▶ To do:
In the text about Helen Schulman's novel This Beautiful Life, reproduce the passage starting with "The Bergamots have" and going on through "house of cards.".

▶ Excerpted passage:

“Do you remember how it was when you were a kid, when you read a book, and the story opened up above you like a big umbrella and you could sit in its shade for hours, your dreams entangling in its unfolding narrative?”—Helen Schulman’s Year In Reading
“Make sure you start Helen Schulman's new novel, This Beautiful Life on a Friday night, so that when you find yourself compelled to stay up all hours reading it, you can take the rest of the weekend, not only to recover, but to think long and hard about the advantages for your kids of home schooling; cloistered convents, kibbutzes, monasteries and ashrams; or, perhaps, a semester abroad program in Antarctica.”—Maureen Corrigan reviews Helen Schulman’s This Beautiful Life
Book Review: This Beautiful Life by Helen Schulman
Helen Schulman’s This Beautiful Life is one of the hottest novels of the summer, and with good reason. The book explores a topic that strikes fear into the heart of parents everywhere - children and the internet.
The Bergamots have the perfect family - stay at home mom with a Ph.D. in her back pocket, career driven father interested in helping redevelop Harlem, star student teenage son who has never caused a problem and beautiful, spirited, Chinese adopted daughter. But in less than a second, the Bergamots well structured life comes crashing down like a house of cards.

▶ Extracted records:

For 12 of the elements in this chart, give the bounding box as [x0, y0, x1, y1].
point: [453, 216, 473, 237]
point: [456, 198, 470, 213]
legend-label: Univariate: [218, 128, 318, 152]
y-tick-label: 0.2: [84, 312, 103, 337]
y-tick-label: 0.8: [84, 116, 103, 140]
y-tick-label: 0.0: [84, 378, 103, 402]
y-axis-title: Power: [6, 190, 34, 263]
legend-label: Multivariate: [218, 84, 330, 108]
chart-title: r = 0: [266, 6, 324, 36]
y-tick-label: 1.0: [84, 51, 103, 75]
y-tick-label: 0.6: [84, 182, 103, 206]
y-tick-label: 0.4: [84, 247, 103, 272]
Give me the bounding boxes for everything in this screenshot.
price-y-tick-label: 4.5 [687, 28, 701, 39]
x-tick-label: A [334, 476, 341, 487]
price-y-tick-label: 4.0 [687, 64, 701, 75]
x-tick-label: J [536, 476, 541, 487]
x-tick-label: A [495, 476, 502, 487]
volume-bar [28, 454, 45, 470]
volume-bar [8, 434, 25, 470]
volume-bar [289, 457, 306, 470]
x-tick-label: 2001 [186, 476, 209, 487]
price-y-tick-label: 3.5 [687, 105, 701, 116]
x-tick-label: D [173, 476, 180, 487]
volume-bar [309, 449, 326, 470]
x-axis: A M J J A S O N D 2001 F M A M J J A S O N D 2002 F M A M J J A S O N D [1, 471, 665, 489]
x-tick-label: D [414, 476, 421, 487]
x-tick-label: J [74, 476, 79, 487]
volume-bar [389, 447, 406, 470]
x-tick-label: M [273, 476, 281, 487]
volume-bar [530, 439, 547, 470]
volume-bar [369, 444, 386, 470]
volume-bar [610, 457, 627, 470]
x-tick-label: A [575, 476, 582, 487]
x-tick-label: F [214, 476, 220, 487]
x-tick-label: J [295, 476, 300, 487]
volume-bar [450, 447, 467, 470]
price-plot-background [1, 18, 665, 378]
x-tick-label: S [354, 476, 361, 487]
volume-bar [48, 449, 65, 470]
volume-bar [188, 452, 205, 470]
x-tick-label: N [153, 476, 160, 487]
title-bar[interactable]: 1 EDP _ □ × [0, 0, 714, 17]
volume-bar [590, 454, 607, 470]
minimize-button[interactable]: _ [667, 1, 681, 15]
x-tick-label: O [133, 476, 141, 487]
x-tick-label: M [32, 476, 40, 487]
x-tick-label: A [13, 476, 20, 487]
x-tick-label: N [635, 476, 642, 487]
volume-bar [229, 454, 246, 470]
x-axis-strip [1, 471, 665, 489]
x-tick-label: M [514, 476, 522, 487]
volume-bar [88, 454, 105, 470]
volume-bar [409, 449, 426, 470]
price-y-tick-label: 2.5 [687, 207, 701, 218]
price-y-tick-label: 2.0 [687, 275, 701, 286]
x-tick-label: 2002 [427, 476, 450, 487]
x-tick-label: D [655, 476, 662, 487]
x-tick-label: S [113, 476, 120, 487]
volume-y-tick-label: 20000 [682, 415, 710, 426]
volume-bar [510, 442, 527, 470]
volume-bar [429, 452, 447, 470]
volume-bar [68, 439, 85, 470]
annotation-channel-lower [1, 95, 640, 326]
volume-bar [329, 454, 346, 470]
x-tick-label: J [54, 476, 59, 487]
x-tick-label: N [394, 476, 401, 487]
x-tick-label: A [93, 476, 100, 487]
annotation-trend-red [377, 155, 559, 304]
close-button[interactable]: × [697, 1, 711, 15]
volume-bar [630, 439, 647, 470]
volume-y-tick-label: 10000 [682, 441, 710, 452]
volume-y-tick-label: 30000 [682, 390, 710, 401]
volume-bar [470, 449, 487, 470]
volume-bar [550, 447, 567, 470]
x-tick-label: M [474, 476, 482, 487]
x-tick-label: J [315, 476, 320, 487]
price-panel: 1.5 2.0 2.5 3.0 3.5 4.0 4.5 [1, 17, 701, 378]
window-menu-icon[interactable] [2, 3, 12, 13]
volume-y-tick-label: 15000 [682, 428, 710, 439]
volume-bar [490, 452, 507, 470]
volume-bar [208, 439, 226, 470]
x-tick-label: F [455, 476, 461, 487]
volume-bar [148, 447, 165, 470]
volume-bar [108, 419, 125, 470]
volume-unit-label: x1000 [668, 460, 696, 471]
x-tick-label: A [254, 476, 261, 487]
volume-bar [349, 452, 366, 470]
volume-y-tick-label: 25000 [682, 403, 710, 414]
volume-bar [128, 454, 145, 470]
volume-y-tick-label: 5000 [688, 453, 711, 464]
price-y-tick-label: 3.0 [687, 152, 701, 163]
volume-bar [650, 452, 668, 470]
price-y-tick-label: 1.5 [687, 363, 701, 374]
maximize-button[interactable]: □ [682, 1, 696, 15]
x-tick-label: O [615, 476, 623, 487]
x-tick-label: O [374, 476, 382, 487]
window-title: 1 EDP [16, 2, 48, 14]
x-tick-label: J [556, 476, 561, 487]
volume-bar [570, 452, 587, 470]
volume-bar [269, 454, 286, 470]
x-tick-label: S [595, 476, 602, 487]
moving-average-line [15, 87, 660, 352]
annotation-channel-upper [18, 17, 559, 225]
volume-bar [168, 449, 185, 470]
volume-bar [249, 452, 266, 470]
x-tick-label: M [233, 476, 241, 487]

▶ Final result:
The Bergamots have the perfect family - stay at home mom with a Ph.D. in her back pocket, career driven father interested in helping redevelop Harlem, star student teenage son who has never caused a problem and beautiful, spirited, Chinese adopted daughter. But in less than a second, the Bergamots well structured life comes crashing down like a house of cards.